Input ->
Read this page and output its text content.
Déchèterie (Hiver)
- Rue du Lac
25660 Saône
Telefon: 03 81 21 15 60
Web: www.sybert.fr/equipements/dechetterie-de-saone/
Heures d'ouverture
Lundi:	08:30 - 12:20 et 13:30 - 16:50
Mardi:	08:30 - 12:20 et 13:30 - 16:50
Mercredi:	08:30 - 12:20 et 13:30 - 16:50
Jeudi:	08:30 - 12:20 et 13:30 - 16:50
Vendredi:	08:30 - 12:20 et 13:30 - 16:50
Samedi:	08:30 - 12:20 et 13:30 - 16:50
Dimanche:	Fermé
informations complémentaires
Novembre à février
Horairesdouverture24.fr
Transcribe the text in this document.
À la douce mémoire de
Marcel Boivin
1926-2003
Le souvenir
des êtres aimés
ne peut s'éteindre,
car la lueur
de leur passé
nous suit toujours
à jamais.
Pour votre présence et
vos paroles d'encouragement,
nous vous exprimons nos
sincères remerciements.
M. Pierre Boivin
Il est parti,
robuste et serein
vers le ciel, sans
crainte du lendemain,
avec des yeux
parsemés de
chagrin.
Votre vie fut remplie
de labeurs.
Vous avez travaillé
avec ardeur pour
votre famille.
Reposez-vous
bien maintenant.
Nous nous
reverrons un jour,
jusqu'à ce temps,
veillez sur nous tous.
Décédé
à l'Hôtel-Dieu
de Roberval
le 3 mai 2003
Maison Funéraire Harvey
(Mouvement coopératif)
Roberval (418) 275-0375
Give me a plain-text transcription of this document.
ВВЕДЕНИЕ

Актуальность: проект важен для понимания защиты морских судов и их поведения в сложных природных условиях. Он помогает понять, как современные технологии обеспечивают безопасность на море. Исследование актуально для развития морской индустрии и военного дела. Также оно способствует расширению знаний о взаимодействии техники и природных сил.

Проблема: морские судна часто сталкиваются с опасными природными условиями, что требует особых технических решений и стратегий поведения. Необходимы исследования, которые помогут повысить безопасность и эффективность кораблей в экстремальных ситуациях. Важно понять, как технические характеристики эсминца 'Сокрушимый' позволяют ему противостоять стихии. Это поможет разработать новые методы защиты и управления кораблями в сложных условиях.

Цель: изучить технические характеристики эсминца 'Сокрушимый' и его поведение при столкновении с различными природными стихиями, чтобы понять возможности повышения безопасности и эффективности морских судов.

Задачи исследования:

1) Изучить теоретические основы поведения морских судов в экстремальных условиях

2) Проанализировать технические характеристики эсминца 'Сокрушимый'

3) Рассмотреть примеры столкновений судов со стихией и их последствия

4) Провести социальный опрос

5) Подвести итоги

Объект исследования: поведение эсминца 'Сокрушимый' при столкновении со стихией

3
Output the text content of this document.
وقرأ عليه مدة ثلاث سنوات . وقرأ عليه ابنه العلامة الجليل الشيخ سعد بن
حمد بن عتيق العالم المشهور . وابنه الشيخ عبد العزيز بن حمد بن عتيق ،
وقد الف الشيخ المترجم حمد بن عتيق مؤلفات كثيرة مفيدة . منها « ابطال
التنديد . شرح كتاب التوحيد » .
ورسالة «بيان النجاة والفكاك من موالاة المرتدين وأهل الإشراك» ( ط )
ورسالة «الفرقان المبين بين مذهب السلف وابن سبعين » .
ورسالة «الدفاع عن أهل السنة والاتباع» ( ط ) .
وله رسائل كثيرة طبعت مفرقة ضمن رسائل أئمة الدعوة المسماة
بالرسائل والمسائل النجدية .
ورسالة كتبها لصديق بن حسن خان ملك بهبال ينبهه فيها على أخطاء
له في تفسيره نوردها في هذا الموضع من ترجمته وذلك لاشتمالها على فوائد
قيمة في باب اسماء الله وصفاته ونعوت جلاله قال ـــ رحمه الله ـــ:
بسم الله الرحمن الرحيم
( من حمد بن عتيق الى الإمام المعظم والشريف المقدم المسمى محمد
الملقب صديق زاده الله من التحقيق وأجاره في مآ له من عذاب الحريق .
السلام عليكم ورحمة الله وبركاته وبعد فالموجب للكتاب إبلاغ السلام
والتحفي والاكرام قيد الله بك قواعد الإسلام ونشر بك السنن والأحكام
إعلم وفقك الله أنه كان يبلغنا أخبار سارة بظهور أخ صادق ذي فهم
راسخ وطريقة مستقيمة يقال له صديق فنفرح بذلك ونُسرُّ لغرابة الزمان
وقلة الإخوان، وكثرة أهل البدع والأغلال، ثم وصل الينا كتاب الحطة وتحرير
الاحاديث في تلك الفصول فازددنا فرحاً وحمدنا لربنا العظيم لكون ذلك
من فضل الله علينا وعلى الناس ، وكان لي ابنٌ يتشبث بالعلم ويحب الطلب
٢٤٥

Exercise aim ->
Give the number of lines in the records that contain the string "столкновении", with no other output.

Response to this exercise ->
2